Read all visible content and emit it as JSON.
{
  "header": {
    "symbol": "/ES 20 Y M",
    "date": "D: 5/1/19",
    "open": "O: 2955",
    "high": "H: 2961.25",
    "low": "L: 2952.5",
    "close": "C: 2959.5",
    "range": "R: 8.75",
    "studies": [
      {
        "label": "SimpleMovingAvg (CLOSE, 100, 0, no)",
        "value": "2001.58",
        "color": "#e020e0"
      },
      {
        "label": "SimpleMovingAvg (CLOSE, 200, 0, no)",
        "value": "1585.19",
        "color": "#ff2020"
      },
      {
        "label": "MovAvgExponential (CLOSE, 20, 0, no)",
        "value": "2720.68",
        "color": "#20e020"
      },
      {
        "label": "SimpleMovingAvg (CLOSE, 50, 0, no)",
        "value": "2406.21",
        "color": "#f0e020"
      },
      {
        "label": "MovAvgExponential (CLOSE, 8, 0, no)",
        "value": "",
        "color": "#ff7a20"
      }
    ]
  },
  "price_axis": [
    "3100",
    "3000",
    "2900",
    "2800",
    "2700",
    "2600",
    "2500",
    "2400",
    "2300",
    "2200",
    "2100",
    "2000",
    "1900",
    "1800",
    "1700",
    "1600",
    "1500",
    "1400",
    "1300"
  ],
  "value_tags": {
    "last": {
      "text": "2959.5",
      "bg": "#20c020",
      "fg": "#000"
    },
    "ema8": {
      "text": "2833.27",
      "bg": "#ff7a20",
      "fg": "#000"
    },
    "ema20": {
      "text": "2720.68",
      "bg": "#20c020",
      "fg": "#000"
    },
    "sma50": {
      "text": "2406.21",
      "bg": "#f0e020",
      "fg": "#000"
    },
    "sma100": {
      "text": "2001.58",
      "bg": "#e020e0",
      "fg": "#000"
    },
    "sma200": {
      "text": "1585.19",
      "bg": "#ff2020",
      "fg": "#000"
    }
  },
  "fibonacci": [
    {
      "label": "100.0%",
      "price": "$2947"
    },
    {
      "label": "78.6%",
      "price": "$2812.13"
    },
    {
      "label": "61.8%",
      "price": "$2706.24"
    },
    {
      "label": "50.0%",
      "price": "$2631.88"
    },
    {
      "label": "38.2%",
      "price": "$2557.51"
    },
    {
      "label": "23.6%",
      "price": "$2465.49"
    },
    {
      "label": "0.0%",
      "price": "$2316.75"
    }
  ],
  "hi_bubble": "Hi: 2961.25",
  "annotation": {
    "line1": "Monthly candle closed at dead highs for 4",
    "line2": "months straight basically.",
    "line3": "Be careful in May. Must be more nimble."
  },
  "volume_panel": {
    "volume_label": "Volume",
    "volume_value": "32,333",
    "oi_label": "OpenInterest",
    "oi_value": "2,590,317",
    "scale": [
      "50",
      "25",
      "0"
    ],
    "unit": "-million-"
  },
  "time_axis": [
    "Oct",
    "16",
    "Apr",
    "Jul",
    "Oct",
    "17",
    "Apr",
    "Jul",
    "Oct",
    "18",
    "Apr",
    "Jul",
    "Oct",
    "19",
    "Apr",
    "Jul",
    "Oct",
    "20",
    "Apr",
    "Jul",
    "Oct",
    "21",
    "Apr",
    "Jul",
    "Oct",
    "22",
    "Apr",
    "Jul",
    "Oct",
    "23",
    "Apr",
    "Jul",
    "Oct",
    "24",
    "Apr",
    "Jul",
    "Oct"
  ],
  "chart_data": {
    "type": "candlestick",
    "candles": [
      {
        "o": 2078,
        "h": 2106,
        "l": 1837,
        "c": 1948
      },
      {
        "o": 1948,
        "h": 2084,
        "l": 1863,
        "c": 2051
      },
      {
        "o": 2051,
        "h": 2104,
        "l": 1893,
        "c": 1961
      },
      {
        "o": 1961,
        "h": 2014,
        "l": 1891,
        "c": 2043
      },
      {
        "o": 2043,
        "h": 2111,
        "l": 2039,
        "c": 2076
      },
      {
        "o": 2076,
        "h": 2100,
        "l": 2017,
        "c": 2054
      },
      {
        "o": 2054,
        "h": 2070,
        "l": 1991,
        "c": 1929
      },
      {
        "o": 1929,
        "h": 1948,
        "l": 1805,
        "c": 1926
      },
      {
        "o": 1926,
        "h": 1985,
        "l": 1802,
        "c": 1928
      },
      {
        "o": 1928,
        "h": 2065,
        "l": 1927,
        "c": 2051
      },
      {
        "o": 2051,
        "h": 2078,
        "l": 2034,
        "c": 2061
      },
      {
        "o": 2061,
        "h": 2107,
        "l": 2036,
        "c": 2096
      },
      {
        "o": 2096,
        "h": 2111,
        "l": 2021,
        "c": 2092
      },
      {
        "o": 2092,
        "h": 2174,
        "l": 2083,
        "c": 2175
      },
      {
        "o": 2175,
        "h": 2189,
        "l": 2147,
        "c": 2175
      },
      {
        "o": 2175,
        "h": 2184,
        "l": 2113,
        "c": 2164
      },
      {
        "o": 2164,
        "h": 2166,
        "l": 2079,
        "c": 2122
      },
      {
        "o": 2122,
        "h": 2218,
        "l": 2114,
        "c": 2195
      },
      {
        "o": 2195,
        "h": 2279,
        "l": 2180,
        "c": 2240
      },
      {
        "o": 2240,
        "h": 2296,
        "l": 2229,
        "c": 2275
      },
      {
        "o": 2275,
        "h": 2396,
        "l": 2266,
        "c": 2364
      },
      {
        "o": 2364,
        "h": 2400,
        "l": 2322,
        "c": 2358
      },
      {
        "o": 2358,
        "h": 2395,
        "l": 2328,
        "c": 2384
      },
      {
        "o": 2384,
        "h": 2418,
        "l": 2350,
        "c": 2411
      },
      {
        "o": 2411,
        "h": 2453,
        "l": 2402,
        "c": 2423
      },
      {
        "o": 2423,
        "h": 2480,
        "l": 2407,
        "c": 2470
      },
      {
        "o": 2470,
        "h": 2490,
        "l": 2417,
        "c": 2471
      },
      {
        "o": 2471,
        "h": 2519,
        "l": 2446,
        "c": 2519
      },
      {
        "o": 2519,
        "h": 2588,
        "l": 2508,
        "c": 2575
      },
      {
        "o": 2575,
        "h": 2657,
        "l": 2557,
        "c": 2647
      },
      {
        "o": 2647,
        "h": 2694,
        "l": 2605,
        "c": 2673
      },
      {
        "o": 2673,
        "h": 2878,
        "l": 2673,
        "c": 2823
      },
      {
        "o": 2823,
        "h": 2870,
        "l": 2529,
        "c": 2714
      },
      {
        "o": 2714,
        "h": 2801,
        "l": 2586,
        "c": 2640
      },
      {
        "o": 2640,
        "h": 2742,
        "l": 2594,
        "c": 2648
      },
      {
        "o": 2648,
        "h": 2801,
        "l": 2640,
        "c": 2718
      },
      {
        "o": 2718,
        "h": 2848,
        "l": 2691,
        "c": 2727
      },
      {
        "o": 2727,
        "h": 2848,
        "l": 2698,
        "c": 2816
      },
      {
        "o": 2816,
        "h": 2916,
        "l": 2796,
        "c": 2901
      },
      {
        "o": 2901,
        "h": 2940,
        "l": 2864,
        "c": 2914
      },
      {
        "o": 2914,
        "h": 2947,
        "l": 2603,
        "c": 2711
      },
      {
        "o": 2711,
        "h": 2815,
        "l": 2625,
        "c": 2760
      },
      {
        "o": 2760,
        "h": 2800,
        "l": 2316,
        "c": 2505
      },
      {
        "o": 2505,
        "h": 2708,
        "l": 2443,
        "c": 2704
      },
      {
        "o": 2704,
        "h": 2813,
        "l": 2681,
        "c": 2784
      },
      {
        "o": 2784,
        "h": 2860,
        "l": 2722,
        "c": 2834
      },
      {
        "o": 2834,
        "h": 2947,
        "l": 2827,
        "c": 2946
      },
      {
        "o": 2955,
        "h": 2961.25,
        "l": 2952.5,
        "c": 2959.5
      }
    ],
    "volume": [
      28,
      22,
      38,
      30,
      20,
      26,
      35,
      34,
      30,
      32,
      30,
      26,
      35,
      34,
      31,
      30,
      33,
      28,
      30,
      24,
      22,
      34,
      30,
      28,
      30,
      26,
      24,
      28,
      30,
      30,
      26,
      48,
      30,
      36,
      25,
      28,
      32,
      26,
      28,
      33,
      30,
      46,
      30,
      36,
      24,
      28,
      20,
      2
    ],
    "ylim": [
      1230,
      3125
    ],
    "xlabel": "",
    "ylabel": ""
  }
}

▶ [What is being asked]: Show every line of the listing in which the string "text" can be found.

▶ [Worked solution]:
      "text": "2959.5",
      "text": "2833.27",
      "text": "2720.68",
      "text": "2406.21",
      "text": "2001.58",
      "text": "1585.19",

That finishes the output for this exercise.